### Provided material
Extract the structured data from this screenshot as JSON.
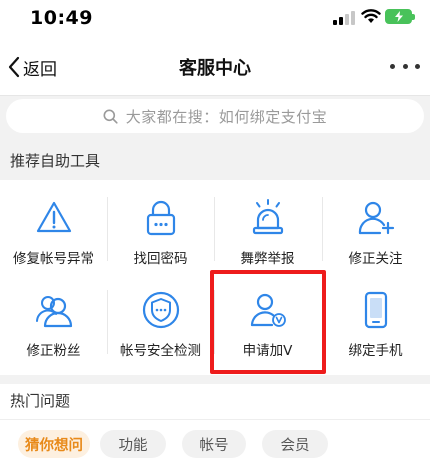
{
  "status_bar": {
    "time": "10:49"
  },
  "nav": {
    "back_label": "返回",
    "title": "客服中心"
  },
  "search": {
    "placeholder": "大家都在搜：如何绑定支付宝"
  },
  "tools_section": {
    "title": "推荐自助工具",
    "items": [
      {
        "label": "修复帐号异常",
        "icon": "warning-icon"
      },
      {
        "label": "找回密码",
        "icon": "lock-icon"
      },
      {
        "label": "舞弊举报",
        "icon": "alarm-light-icon"
      },
      {
        "label": "修正关注",
        "icon": "user-add-icon"
      },
      {
        "label": "修正粉丝",
        "icon": "users-icon"
      },
      {
        "label": "帐号安全检测",
        "icon": "shield-icon"
      },
      {
        "label": "申请加V",
        "icon": "user-verified-icon"
      },
      {
        "label": "绑定手机",
        "icon": "phone-icon"
      }
    ]
  },
  "hot_section": {
    "title": "热门问题",
    "tabs": [
      {
        "label": "猜你想问",
        "active": true
      },
      {
        "label": "功能",
        "active": false
      },
      {
        "label": "帐号",
        "active": false
      },
      {
        "label": "会员",
        "active": false
      }
    ]
  },
  "colors": {
    "icon_blue": "#2f86e8",
    "highlight_red": "#ee1c1c",
    "active_orange": "#e88a1a",
    "battery_green": "#49c25a"
  }
}
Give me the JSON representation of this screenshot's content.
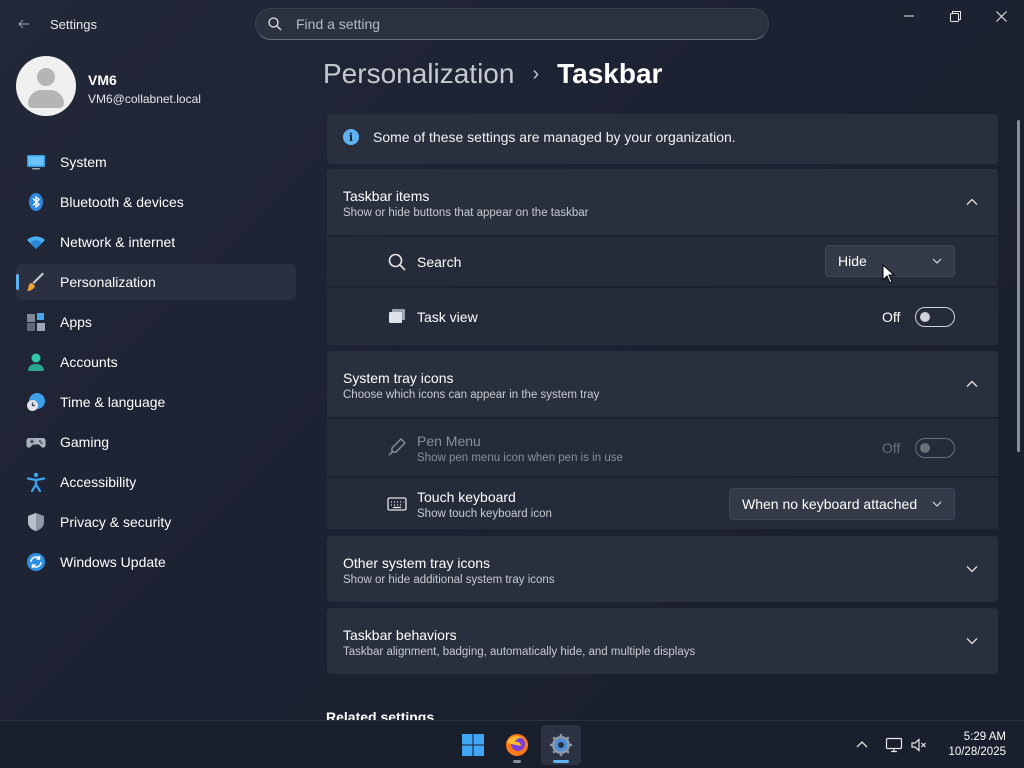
{
  "window": {
    "app_title": "Settings",
    "search_placeholder": "Find a setting"
  },
  "profile": {
    "name": "VM6",
    "email": "VM6@collabnet.local"
  },
  "sidebar": {
    "items": [
      {
        "label": "System",
        "icon": "monitor-icon",
        "active": false
      },
      {
        "label": "Bluetooth & devices",
        "icon": "bluetooth-icon",
        "active": false
      },
      {
        "label": "Network & internet",
        "icon": "wifi-icon",
        "active": false
      },
      {
        "label": "Personalization",
        "icon": "paintbrush-icon",
        "active": true
      },
      {
        "label": "Apps",
        "icon": "apps-icon",
        "active": false
      },
      {
        "label": "Accounts",
        "icon": "person-icon",
        "active": false
      },
      {
        "label": "Time & language",
        "icon": "clock-globe-icon",
        "active": false
      },
      {
        "label": "Gaming",
        "icon": "gamepad-icon",
        "active": false
      },
      {
        "label": "Accessibility",
        "icon": "accessibility-icon",
        "active": false
      },
      {
        "label": "Privacy & security",
        "icon": "shield-icon",
        "active": false
      },
      {
        "label": "Windows Update",
        "icon": "update-icon",
        "active": false
      }
    ]
  },
  "breadcrumb": {
    "parent": "Personalization",
    "separator": "›",
    "current": "Taskbar"
  },
  "info_banner": {
    "icon": "i",
    "text": "Some of these settings are managed by your organization."
  },
  "taskbar_items": {
    "title": "Taskbar items",
    "subtitle": "Show or hide buttons that appear on the taskbar",
    "search": {
      "label": "Search",
      "value": "Hide"
    },
    "task_view": {
      "label": "Task view",
      "state": "Off"
    }
  },
  "system_tray_icons": {
    "title": "System tray icons",
    "subtitle": "Choose which icons can appear in the system tray",
    "pen_menu": {
      "label": "Pen Menu",
      "subtitle": "Show pen menu icon when pen is in use",
      "state": "Off"
    },
    "touch_keyboard": {
      "label": "Touch keyboard",
      "subtitle": "Show touch keyboard icon",
      "value": "When no keyboard attached"
    }
  },
  "other_tray_icons": {
    "title": "Other system tray icons",
    "subtitle": "Show or hide additional system tray icons"
  },
  "taskbar_behaviors": {
    "title": "Taskbar behaviors",
    "subtitle": "Taskbar alignment, badging, automatically hide, and multiple displays"
  },
  "related_settings": {
    "title": "Related settings"
  },
  "os_taskbar": {
    "time": "5:29 AM",
    "date": "10/28/2025"
  },
  "colors": {
    "accent": "#5fb2f2",
    "background": "#1d2232",
    "card": "#2a2f3d"
  }
}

### Work required
Look through the records and gather every line containing "value".

### Exercise answer
      "value": "Hide"
      "value": "When no keyboard attached"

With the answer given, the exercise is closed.